● SET EXERCISE:
Each entry below should be written out exactly as it is, with no pictures.

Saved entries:
###

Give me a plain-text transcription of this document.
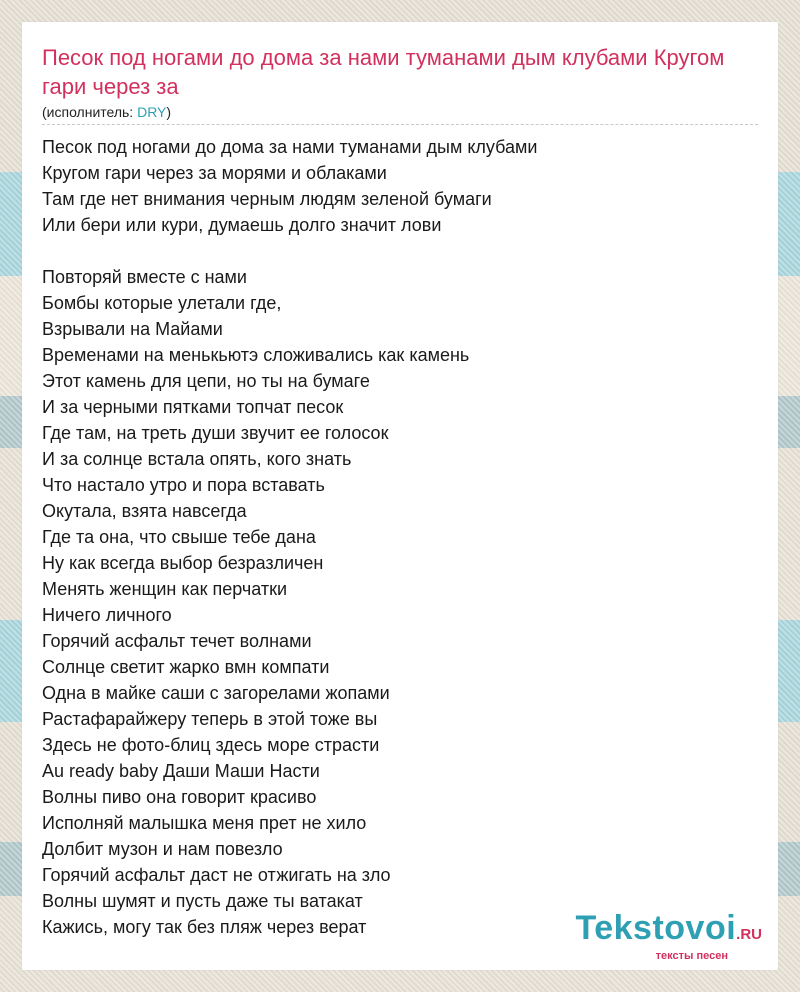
Песок под ногами до дома за нами туманами дым клубами Кругом гари через за
(исполнитель: DRY)
Песок под ногами до дома за нами туманами дым клубами
Кругом гари через за морями и облаками
Там где нет внимания черным людям зеленой бумаги
Или бери или кури, думаешь долго значит лови
Повторяй вместе с нами
Бомбы которые улетали где,
Взрывали на Майами
Временами на менькьютэ сложивались как камень
Этот камень для цепи, но ты на бумаге
И за черными пятками топчат песок
Где там, на треть души звучит ее голосок
И за солнце встала опять, кого знать
Что настало утро и пора вставать
Окутала, взята навсегда
Где та она, что свыше тебе дана
Ну как всегда выбор безразличен
Менять женщин как перчатки
Ничего личного
Горячий асфальт течет волнами
Солнце светит жарко вмн компати
Одна в майке саши с загорелами жопами
Растафарайжеру теперь в этой тоже вы
Здесь не фото-блиц здесь море страсти
Au ready baby Даши Маши Насти
Волны пиво она говорит красиво
Исполняй малышка меня прет не хило
Долбит музон и нам повезло
Горячий асфальт даст не отжигать на зло
Волны шумят и пусть даже ты ватакат
Кажись, могу так без пляж через верат	Tekstovoi.RU
тексты песен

###

● OUTPUT BELOW:
Give me a plain-text transcription of this document.
Песок под ногами до дома за нами туманами дым клубами Кругом гари через за
(исполнитель: DRY)
Песок под ногами до дома за нами туманами дым клубами
Кругом гари через за морями и облаками
Там где нет внимания черным людям зеленой бумаги
Или бери или кури, думаешь долго значит лови
Повторяй вместе с нами
Бомбы которые улетали где,
Взрывали на Майами
Временами на менькьютэ сложивались как камень
Этот камень для цепи, но ты на бумаге
И за черными пятками топчат песок
Где там, на треть души звучит ее голосок
И за солнце встала опять, кого знать
Что настало утро и пора вставать
Окутала, взята навсегда
Где та она, что свыше тебе дана
Ну как всегда выбор безразличен
Менять женщин как перчатки
Ничего личного
Горячий асфальт течет волнами
Солнце светит жарко вмн компати
Одна в майке саши с загорелами жопами
Растафарайжеру теперь в этой тоже вы
Здесь не фото-блиц здесь море страсти
Au ready baby Даши Маши Насти
Волны пиво она говорит красиво
Исполняй малышка меня прет не хило
Долбит музон и нам повезло
Горячий асфальт даст не отжигать на зло
Волны шумят и пусть даже ты ватакат
Кажись, могу так без пляж через верат	Tekstovoi.RU
тексты песен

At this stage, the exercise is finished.